(Stored data entries)
──────────────────────────────

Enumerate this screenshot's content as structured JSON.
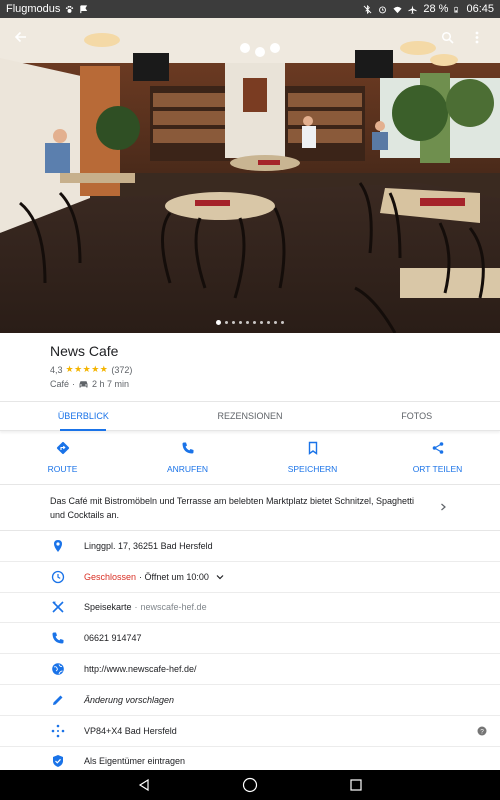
{
  "status_bar": {
    "left_text": "Flugmodus",
    "battery": "28 %",
    "time": "06:45"
  },
  "photo": {
    "dots_count": 10,
    "active_dot": 0
  },
  "place": {
    "name": "News Cafe",
    "rating": "4,3",
    "stars": "★★★★★",
    "review_count": "(372)",
    "category": "Café",
    "separator": "·",
    "drive_time": "2 h 7 min"
  },
  "tabs": [
    {
      "label": "ÜBERBLICK",
      "active": true
    },
    {
      "label": "REZENSIONEN",
      "active": false
    },
    {
      "label": "FOTOS",
      "active": false
    }
  ],
  "actions": [
    {
      "label": "ROUTE",
      "icon": "directions-icon"
    },
    {
      "label": "ANRUFEN",
      "icon": "phone-icon"
    },
    {
      "label": "SPEICHERN",
      "icon": "bookmark-icon"
    },
    {
      "label": "ORT TEILEN",
      "icon": "share-icon"
    }
  ],
  "description": "Das Café mit Bistromöbeln und Terrasse am belebten Marktplatz bietet Schnitzel, Spaghetti und Cocktails an.",
  "info": {
    "address": "Linggpl. 17, 36251 Bad Hersfeld",
    "hours_status": "Geschlossen",
    "hours_next": "· Öffnet um 10:00",
    "menu_label": "Speisekarte",
    "menu_sep": "·",
    "menu_site": "newscafe-hef.de",
    "phone": "06621 914747",
    "website": "http://www.newscafe-hef.de/",
    "suggest_edit": "Änderung vorschlagen",
    "plus_code": "VP84+X4 Bad Hersfeld",
    "claim": "Als Eigentümer eintragen"
  },
  "colors": {
    "accent": "#1a73e8",
    "closed": "#d93025",
    "star": "#f4b400"
  }
}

──────────────────────────────

### Given task
Gather up every line from the listing above in which the word "newscafe" occurs.

### Answer
    "menu_site": "newscafe-hef.de",
    "website": "http://www.newscafe-hef.de/",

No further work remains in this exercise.